[INSTRUCTIONS FOR THE TASK] Copy out the material below in full, but not its images.

Stored items:
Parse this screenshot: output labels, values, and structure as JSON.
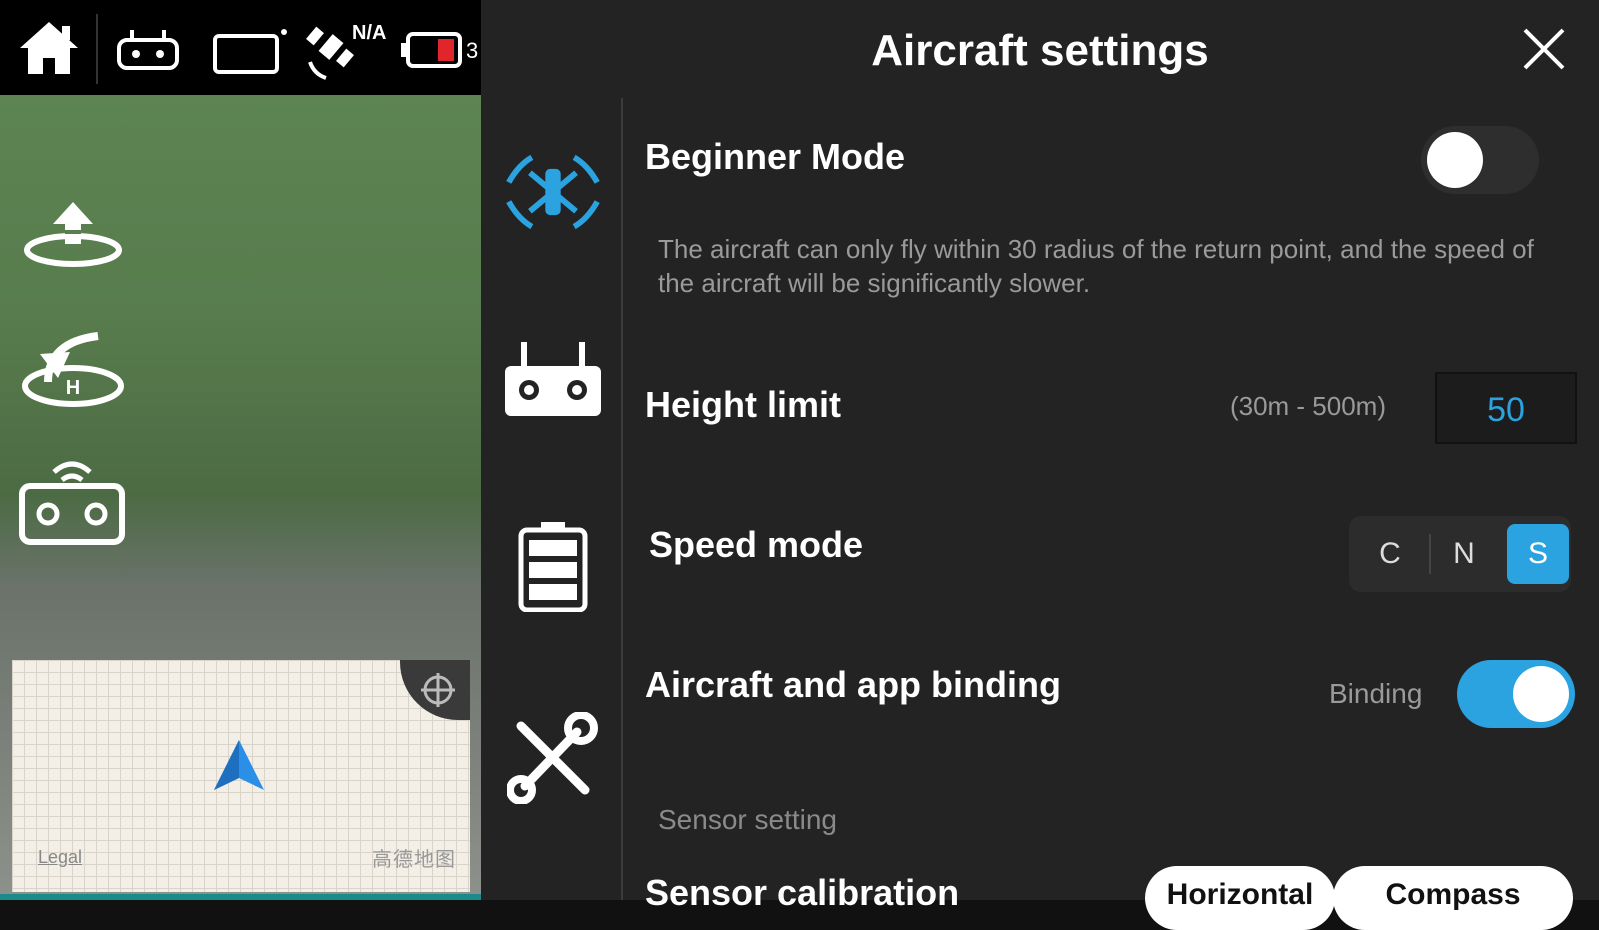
{
  "status_bar": {
    "satellite_count": "N/A",
    "battery_text": "3"
  },
  "panel": {
    "title": "Aircraft settings"
  },
  "beginner_mode": {
    "label": "Beginner Mode",
    "description": "The aircraft can only fly within 30 radius of the return point, and the speed of the aircraft will be significantly slower.",
    "enabled": false
  },
  "height_limit": {
    "label": "Height limit",
    "range": "(30m - 500m)",
    "value": "50"
  },
  "speed_mode": {
    "label": "Speed mode",
    "options": [
      "C",
      "N",
      "S"
    ],
    "selected": "S"
  },
  "binding": {
    "label": "Aircraft and app binding",
    "status": "Binding",
    "enabled": true
  },
  "sensor": {
    "section_label": "Sensor setting",
    "calibration_label": "Sensor calibration",
    "buttons": [
      "Horizontal",
      "Compass"
    ]
  },
  "minimap": {
    "legal": "Legal",
    "brand": "高德地图"
  },
  "colors": {
    "accent": "#2aa3e0",
    "panel_bg": "#232323"
  }
}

[COMPLETE OUTPUT]
Parse this screenshot: output labels, values, and structure as JSON.
{
  "status_bar": {
    "satellite_count": "N/A",
    "battery_text": "3"
  },
  "panel": {
    "title": "Aircraft settings"
  },
  "beginner_mode": {
    "label": "Beginner Mode",
    "description": "The aircraft can only fly within 30 radius of the return point, and the speed of the aircraft will be significantly slower.",
    "enabled": false
  },
  "height_limit": {
    "label": "Height limit",
    "range": "(30m - 500m)",
    "value": "50"
  },
  "speed_mode": {
    "label": "Speed mode",
    "options": [
      "C",
      "N",
      "S"
    ],
    "selected": "S"
  },
  "binding": {
    "label": "Aircraft and app binding",
    "status": "Binding",
    "enabled": true
  },
  "sensor": {
    "section_label": "Sensor setting",
    "calibration_label": "Sensor calibration",
    "buttons": [
      "Horizontal",
      "Compass"
    ]
  },
  "minimap": {
    "legal": "Legal",
    "brand": "高德地图"
  },
  "colors": {
    "accent": "#2aa3e0",
    "panel_bg": "#232323"
  }
}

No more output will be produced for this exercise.